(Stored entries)
==========

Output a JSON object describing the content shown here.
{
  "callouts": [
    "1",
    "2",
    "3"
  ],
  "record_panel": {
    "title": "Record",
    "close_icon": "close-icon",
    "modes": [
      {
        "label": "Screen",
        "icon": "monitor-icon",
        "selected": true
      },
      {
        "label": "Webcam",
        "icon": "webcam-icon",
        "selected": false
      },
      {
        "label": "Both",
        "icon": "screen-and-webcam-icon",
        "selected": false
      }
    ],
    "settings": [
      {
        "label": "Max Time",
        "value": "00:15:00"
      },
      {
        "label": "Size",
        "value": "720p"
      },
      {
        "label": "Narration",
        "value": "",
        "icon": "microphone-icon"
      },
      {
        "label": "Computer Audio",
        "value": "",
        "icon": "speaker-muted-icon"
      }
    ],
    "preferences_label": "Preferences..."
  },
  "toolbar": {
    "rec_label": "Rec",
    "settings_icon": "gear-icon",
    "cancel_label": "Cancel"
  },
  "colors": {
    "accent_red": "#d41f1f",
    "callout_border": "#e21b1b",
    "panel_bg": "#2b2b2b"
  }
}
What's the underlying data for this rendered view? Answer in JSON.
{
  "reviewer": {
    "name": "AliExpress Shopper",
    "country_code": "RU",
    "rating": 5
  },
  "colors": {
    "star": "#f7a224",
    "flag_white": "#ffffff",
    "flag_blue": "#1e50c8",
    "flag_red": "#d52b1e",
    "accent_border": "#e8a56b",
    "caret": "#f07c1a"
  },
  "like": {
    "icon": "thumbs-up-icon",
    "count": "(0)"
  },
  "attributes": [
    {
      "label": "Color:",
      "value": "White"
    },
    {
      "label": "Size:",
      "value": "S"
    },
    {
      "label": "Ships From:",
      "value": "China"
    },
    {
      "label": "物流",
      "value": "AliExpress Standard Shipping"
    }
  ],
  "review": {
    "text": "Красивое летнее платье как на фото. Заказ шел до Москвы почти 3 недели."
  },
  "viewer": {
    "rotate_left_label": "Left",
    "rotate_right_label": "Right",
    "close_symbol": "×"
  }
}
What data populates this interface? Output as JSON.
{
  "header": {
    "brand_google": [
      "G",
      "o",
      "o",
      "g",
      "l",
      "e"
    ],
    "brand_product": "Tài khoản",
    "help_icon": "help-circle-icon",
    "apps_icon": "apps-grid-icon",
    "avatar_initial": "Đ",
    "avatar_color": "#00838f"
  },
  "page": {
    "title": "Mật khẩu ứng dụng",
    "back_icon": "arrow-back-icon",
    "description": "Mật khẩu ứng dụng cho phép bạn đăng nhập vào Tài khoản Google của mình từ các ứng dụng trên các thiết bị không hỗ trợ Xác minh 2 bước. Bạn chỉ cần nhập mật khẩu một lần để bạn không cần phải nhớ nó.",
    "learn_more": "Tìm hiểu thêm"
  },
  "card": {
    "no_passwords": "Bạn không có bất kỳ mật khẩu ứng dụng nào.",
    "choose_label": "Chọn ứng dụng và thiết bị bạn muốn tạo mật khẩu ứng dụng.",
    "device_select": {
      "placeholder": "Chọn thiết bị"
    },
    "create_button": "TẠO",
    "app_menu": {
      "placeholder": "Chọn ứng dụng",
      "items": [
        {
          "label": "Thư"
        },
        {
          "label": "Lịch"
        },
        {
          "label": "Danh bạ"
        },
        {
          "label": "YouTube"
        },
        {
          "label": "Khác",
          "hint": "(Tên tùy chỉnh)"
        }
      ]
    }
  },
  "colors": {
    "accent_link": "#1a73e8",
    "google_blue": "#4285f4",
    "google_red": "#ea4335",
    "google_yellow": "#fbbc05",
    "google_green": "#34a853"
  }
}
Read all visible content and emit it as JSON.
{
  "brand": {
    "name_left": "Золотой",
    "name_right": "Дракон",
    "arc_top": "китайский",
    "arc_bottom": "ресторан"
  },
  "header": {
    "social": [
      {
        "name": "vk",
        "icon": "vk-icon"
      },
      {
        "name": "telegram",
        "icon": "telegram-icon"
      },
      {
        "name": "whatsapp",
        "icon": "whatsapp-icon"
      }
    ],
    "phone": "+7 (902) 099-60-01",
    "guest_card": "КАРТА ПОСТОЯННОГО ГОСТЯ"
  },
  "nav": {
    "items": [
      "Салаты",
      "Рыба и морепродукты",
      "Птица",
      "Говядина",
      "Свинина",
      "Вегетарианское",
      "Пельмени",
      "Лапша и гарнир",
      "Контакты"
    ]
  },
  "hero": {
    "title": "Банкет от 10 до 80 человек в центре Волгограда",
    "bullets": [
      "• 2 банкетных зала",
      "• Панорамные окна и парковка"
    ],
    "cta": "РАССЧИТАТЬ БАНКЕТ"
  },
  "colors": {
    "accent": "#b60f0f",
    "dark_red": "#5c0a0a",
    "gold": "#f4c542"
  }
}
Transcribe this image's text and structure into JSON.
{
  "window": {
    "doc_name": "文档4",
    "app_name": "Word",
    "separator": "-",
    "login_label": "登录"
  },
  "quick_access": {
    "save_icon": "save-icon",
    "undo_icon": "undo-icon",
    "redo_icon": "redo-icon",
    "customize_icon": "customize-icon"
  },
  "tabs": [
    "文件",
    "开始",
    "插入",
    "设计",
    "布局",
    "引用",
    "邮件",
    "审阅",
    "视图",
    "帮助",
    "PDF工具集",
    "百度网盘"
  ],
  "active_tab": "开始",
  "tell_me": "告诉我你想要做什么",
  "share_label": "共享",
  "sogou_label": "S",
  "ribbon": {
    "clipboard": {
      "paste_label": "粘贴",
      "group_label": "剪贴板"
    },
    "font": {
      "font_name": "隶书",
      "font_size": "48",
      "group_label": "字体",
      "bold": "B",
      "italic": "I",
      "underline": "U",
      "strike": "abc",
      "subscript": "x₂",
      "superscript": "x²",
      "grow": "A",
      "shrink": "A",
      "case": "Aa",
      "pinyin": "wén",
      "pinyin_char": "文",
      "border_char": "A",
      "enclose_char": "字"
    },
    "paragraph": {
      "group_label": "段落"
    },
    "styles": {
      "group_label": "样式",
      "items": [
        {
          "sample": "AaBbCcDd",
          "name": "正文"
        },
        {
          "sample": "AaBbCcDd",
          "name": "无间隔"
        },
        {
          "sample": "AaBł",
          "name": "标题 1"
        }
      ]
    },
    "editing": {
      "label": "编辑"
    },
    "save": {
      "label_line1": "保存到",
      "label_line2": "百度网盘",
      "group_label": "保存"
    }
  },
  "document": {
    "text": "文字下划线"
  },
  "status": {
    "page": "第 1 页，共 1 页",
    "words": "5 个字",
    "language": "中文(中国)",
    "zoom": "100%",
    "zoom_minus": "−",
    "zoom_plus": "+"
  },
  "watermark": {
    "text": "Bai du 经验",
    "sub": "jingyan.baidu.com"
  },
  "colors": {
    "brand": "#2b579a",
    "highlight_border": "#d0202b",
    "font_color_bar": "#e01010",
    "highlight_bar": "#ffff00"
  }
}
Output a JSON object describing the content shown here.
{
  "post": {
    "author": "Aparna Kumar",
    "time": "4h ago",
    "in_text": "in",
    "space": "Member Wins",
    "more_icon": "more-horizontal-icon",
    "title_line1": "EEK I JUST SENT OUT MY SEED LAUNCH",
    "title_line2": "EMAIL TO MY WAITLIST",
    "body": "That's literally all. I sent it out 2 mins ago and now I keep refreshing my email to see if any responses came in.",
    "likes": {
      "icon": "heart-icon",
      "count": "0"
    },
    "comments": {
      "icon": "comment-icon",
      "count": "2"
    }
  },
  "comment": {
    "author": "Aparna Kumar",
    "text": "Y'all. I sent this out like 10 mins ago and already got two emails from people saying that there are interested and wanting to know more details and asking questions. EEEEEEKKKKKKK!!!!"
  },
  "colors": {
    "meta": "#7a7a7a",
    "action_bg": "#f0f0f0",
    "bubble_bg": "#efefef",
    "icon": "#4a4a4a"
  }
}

==========

* GIVEN PROBLEM *
Which lines hold the word "thiết"? Return all of them from the records above.

* COMPLETED EXERCISE *
    "description": "Mật khẩu ứng dụng cho phép bạn đăng nhập vào Tài khoản Google của mình từ các ứng dụng trên các thiết bị không hỗ trợ Xác minh 2 bước. Bạn chỉ cần nhập mật khẩu một lần để bạn không cần phải nhớ nó.",
    "choose_label": "Chọn ứng dụng và thiết bị bạn muốn tạo mật khẩu ứng dụng.",
      "placeholder": "Chọn thiết bị"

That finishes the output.